# [PROBLEM DESCRIPTION]
Output the entries verbatim, including every line.

# [THE RECORDS]

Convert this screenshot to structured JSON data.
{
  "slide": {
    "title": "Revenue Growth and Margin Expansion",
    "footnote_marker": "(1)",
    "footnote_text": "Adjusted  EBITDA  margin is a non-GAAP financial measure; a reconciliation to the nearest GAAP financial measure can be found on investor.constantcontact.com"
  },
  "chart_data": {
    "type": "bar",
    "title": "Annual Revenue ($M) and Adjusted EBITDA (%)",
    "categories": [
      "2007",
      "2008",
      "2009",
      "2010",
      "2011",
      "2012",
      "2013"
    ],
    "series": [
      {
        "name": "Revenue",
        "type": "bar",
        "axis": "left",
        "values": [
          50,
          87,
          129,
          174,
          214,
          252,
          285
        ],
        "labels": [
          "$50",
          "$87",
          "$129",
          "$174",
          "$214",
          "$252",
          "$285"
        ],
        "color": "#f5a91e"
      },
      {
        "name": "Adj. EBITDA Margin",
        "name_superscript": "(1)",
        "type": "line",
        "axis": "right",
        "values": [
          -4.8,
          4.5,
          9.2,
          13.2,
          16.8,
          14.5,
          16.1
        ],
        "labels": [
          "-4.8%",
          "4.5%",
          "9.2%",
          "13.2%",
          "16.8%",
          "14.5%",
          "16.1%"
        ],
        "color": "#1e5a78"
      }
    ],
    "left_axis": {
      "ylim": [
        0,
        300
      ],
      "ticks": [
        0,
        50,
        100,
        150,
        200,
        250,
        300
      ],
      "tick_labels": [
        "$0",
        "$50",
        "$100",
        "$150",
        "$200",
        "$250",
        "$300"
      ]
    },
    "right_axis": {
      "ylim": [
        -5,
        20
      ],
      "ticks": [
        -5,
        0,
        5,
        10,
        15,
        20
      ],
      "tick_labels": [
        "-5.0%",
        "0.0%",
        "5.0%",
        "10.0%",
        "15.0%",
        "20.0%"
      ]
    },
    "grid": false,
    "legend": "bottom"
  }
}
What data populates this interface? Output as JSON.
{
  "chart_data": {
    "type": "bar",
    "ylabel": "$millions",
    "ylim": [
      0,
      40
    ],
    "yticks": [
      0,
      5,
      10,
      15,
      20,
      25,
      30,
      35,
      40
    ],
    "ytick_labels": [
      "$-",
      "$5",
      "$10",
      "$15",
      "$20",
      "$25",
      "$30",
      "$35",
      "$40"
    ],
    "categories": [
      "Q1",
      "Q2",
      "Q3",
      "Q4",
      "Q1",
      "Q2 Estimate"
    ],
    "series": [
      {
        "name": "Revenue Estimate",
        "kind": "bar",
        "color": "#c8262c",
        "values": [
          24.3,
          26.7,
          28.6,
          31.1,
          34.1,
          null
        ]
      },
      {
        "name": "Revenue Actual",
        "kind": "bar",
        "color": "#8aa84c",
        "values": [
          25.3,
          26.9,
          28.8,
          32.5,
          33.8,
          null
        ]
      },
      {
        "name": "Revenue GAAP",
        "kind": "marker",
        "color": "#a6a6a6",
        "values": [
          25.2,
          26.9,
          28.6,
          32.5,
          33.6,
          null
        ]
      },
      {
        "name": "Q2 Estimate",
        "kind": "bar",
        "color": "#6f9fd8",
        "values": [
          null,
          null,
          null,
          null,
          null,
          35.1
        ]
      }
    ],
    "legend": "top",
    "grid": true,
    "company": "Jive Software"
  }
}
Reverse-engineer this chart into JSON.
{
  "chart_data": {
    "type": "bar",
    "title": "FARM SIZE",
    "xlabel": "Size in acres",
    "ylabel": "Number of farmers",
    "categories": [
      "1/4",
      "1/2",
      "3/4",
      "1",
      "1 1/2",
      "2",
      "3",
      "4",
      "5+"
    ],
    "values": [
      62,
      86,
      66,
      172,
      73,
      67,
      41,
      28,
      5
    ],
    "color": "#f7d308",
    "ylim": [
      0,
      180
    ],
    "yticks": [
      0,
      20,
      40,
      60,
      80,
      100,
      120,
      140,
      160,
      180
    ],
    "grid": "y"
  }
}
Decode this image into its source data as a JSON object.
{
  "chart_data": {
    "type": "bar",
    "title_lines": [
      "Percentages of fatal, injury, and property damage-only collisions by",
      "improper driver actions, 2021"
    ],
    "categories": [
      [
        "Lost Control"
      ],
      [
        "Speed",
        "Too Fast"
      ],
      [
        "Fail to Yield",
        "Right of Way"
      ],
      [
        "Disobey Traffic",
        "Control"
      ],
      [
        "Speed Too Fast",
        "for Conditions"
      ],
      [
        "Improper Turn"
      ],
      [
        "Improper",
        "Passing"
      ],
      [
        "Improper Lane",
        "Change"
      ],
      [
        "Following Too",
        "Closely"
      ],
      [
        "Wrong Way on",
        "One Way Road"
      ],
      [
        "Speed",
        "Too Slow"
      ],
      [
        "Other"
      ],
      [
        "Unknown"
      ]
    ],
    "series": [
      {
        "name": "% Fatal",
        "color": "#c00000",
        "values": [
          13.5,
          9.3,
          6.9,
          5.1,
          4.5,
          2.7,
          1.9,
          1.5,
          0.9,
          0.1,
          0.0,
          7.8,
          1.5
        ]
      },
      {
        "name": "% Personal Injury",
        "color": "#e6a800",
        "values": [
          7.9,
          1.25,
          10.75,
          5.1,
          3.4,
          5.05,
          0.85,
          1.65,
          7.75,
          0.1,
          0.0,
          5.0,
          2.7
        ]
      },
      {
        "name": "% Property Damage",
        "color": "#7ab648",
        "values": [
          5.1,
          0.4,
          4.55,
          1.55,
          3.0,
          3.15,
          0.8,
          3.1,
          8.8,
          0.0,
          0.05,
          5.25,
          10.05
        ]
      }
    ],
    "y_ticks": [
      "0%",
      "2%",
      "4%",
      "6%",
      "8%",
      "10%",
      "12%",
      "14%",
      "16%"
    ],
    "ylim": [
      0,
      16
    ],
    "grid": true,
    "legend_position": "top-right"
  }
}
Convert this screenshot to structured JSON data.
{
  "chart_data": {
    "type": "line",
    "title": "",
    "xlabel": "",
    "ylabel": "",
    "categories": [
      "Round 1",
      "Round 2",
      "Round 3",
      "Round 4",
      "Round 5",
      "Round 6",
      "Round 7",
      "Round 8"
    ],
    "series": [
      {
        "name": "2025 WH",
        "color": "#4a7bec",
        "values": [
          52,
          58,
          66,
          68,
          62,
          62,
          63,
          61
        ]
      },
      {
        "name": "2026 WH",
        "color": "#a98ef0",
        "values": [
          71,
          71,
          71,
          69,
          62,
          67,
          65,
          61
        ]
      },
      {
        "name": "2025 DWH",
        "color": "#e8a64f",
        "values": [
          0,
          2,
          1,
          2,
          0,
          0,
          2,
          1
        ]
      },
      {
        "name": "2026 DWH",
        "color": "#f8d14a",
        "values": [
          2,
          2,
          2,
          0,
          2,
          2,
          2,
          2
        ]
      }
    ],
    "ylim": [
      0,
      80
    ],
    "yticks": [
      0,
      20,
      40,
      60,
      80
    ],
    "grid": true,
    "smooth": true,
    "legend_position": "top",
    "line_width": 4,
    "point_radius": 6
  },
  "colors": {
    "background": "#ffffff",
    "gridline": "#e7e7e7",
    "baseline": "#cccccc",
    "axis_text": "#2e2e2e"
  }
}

# [FINISHED ANSWER]
Convert this screenshot to structured JSON data.
{
  "slide": {
    "title": "Revenue Growth and Margin Expansion",
    "footnote_marker": "(1)",
    "footnote_text": "Adjusted  EBITDA  margin is a non-GAAP financial measure; a reconciliation to the nearest GAAP financial measure can be found on investor.constantcontact.com"
  },
  "chart_data": {
    "type": "bar",
    "title": "Annual Revenue ($M) and Adjusted EBITDA (%)",
    "categories": [
      "2007",
      "2008",
      "2009",
      "2010",
      "2011",
      "2012",
      "2013"
    ],
    "series": [
      {
        "name": "Revenue",
        "type": "bar",
        "axis": "left",
        "values": [
          50,
          87,
          129,
          174,
          214,
          252,
          285
        ],
        "labels": [
          "$50",
          "$87",
          "$129",
          "$174",
          "$214",
          "$252",
          "$285"
        ],
        "color": "#f5a91e"
      },
      {
        "name": "Adj. EBITDA Margin",
        "name_superscript": "(1)",
        "type": "line",
        "axis": "right",
        "values": [
          -4.8,
          4.5,
          9.2,
          13.2,
          16.8,
          14.5,
          16.1
        ],
        "labels": [
          "-4.8%",
          "4.5%",
          "9.2%",
          "13.2%",
          "16.8%",
          "14.5%",
          "16.1%"
        ],
        "color": "#1e5a78"
      }
    ],
    "left_axis": {
      "ylim": [
        0,
        300
      ],
      "ticks": [
        0,
        50,
        100,
        150,
        200,
        250,
        300
      ],
      "tick_labels": [
        "$0",
        "$50",
        "$100",
        "$150",
        "$200",
        "$250",
        "$300"
      ]
    },
    "right_axis": {
      "ylim": [
        -5,
        20
      ],
      "ticks": [
        -5,
        0,
        5,
        10,
        15,
        20
      ],
      "tick_labels": [
        "-5.0%",
        "0.0%",
        "5.0%",
        "10.0%",
        "15.0%",
        "20.0%"
      ]
    },
    "grid": false,
    "legend": "bottom"
  }
}
What data populates this interface? Output as JSON.
{
  "chart_data": {
    "type": "bar",
    "ylabel": "$millions",
    "ylim": [
      0,
      40
    ],
    "yticks": [
      0,
      5,
      10,
      15,
      20,
      25,
      30,
      35,
      40
    ],
    "ytick_labels": [
      "$-",
      "$5",
      "$10",
      "$15",
      "$20",
      "$25",
      "$30",
      "$35",
      "$40"
    ],
    "categories": [
      "Q1",
      "Q2",
      "Q3",
      "Q4",
      "Q1",
      "Q2 Estimate"
    ],
    "series": [
      {
        "name": "Revenue Estimate",
        "kind": "bar",
        "color": "#c8262c",
        "values": [
          24.3,
          26.7,
          28.6,
          31.1,
          34.1,
          null
        ]
      },
      {
        "name": "Revenue Actual",
        "kind": "bar",
        "color": "#8aa84c",
        "values": [
          25.3,
          26.9,
          28.8,
          32.5,
          33.8,
          null
        ]
      },
      {
        "name": "Revenue GAAP",
        "kind": "marker",
        "color": "#a6a6a6",
        "values": [
          25.2,
          26.9,
          28.6,
          32.5,
          33.6,
          null
        ]
      },
      {
        "name": "Q2 Estimate",
        "kind": "bar",
        "color": "#6f9fd8",
        "values": [
          null,
          null,
          null,
          null,
          null,
          35.1
        ]
      }
    ],
    "legend": "top",
    "grid": true,
    "company": "Jive Software"
  }
}
Reverse-engineer this chart into JSON.
{
  "chart_data": {
    "type": "bar",
    "title": "FARM SIZE",
    "xlabel": "Size in acres",
    "ylabel": "Number of farmers",
    "categories": [
      "1/4",
      "1/2",
      "3/4",
      "1",
      "1 1/2",
      "2",
      "3",
      "4",
      "5+"
    ],
    "values": [
      62,
      86,
      66,
      172,
      73,
      67,
      41,
      28,
      5
    ],
    "color": "#f7d308",
    "ylim": [
      0,
      180
    ],
    "yticks": [
      0,
      20,
      40,
      60,
      80,
      100,
      120,
      140,
      160,
      180
    ],
    "grid": "y"
  }
}
Decode this image into its source data as a JSON object.
{
  "chart_data": {
    "type": "bar",
    "title_lines": [
      "Percentages of fatal, injury, and property damage-only collisions by",
      "improper driver actions, 2021"
    ],
    "categories": [
      [
        "Lost Control"
      ],
      [
        "Speed",
        "Too Fast"
      ],
      [
        "Fail to Yield",
        "Right of Way"
      ],
      [
        "Disobey Traffic",
        "Control"
      ],
      [
        "Speed Too Fast",
        "for Conditions"
      ],
      [
        "Improper Turn"
      ],
      [
        "Improper",
        "Passing"
      ],
      [
        "Improper Lane",
        "Change"
      ],
      [
        "Following Too",
        "Closely"
      ],
      [
        "Wrong Way on",
        "One Way Road"
      ],
      [
        "Speed",
        "Too Slow"
      ],
      [
        "Other"
      ],
      [
        "Unknown"
      ]
    ],
    "series": [
      {
        "name": "% Fatal",
        "color": "#c00000",
        "values": [
          13.5,
          9.3,
          6.9,
          5.1,
          4.5,
          2.7,
          1.9,
          1.5,
          0.9,
          0.1,
          0.0,
          7.8,
          1.5
        ]
      },
      {
        "name": "% Personal Injury",
        "color": "#e6a800",
        "values": [
          7.9,
          1.25,
          10.75,
          5.1,
          3.4,
          5.05,
          0.85,
          1.65,
          7.75,
          0.1,
          0.0,
          5.0,
          2.7
        ]
      },
      {
        "name": "% Property Damage",
        "color": "#7ab648",
        "values": [
          5.1,
          0.4,
          4.55,
          1.55,
          3.0,
          3.15,
          0.8,
          3.1,
          8.8,
          0.0,
          0.05,
          5.25,
          10.05
        ]
      }
    ],
    "y_ticks": [
      "0%",
      "2%",
      "4%",
      "6%",
      "8%",
      "10%",
      "12%",
      "14%",
      "16%"
    ],
    "ylim": [
      0,
      16
    ],
    "grid": true,
    "legend_position": "top-right"
  }
}
Convert this screenshot to structured JSON data.
{
  "chart_data": {
    "type": "line",
    "title": "",
    "xlabel": "",
    "ylabel": "",
    "categories": [
      "Round 1",
      "Round 2",
      "Round 3",
      "Round 4",
      "Round 5",
      "Round 6",
      "Round 7",
      "Round 8"
    ],
    "series": [
      {
        "name": "2025 WH",
        "color": "#4a7bec",
        "values": [
          52,
          58,
          66,
          68,
          62,
          62,
          63,
          61
        ]
      },
      {
        "name": "2026 WH",
        "color": "#a98ef0",
        "values": [
          71,
          71,
          71,
          69,
          62,
          67,
          65,
          61
        ]
      },
      {
        "name": "2025 DWH",
        "color": "#e8a64f",
        "values": [
          0,
          2,
          1,
          2,
          0,
          0,
          2,
          1
        ]
      },
      {
        "name": "2026 DWH",
        "color": "#f8d14a",
        "values": [
          2,
          2,
          2,
          0,
          2,
          2,
          2,
          2
        ]
      }
    ],
    "ylim": [
      0,
      80
    ],
    "yticks": [
      0,
      20,
      40,
      60,
      80
    ],
    "grid": true,
    "smooth": true,
    "legend_position": "top",
    "line_width": 4,
    "point_radius": 6
  },
  "colors": {
    "background": "#ffffff",
    "gridline": "#e7e7e7",
    "baseline": "#cccccc",
    "axis_text": "#2e2e2e"
  }
}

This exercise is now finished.